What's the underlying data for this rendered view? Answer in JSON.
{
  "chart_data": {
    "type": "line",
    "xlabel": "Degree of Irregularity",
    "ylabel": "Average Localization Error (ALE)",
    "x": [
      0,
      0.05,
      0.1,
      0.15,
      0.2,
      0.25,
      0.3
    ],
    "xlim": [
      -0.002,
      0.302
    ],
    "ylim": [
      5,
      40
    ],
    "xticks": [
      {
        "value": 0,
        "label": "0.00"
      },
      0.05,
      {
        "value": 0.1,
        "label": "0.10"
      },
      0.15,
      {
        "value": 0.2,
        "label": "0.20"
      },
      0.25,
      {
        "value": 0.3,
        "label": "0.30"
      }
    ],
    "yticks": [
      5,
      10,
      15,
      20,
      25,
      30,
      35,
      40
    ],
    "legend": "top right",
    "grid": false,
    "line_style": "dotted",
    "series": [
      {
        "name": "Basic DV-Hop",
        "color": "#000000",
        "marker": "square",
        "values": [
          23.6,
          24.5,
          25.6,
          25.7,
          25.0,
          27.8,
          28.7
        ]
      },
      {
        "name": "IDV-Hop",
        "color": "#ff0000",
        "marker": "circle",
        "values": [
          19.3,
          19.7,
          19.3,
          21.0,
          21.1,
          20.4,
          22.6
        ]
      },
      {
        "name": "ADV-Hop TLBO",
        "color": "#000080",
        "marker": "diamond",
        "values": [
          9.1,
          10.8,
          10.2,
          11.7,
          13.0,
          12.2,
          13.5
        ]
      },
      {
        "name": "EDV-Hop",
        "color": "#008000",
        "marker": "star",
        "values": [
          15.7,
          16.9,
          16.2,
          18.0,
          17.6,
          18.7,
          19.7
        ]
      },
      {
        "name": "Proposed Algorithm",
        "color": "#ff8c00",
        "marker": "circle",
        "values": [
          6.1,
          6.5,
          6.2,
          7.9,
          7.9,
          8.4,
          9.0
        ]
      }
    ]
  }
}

• • •

Reproduce the data in full, exactly as presented.

What's the underlying data for this rendered view? Answer in JSON.
{
  "chart_data": {
    "type": "line",
    "xlabel": "Degree of Irregularity",
    "ylabel": "Average Localization Error (ALE)",
    "x": [
      0,
      0.05,
      0.1,
      0.15,
      0.2,
      0.25,
      0.3
    ],
    "xlim": [
      -0.002,
      0.302
    ],
    "ylim": [
      5,
      40
    ],
    "xticks": [
      {
        "value": 0,
        "label": "0.00"
      },
      0.05,
      {
        "value": 0.1,
        "label": "0.10"
      },
      0.15,
      {
        "value": 0.2,
        "label": "0.20"
      },
      0.25,
      {
        "value": 0.3,
        "label": "0.30"
      }
    ],
    "yticks": [
      5,
      10,
      15,
      20,
      25,
      30,
      35,
      40
    ],
    "legend": "top right",
    "grid": false,
    "line_style": "dotted",
    "series": [
      {
        "name": "Basic DV-Hop",
        "color": "#000000",
        "marker": "square",
        "values": [
          23.6,
          24.5,
          25.6,
          25.7,
          25.0,
          27.8,
          28.7
        ]
      },
      {
        "name": "IDV-Hop",
        "color": "#ff0000",
        "marker": "circle",
        "values": [
          19.3,
          19.7,
          19.3,
          21.0,
          21.1,
          20.4,
          22.6
        ]
      },
      {
        "name": "ADV-Hop TLBO",
        "color": "#000080",
        "marker": "diamond",
        "values": [
          9.1,
          10.8,
          10.2,
          11.7,
          13.0,
          12.2,
          13.5
        ]
      },
      {
        "name": "EDV-Hop",
        "color": "#008000",
        "marker": "star",
        "values": [
          15.7,
          16.9,
          16.2,
          18.0,
          17.6,
          18.7,
          19.7
        ]
      },
      {
        "name": "Proposed Algorithm",
        "color": "#ff8c00",
        "marker": "circle",
        "values": [
          6.1,
          6.5,
          6.2,
          7.9,
          7.9,
          8.4,
          9.0
        ]
      }
    ]
  }
}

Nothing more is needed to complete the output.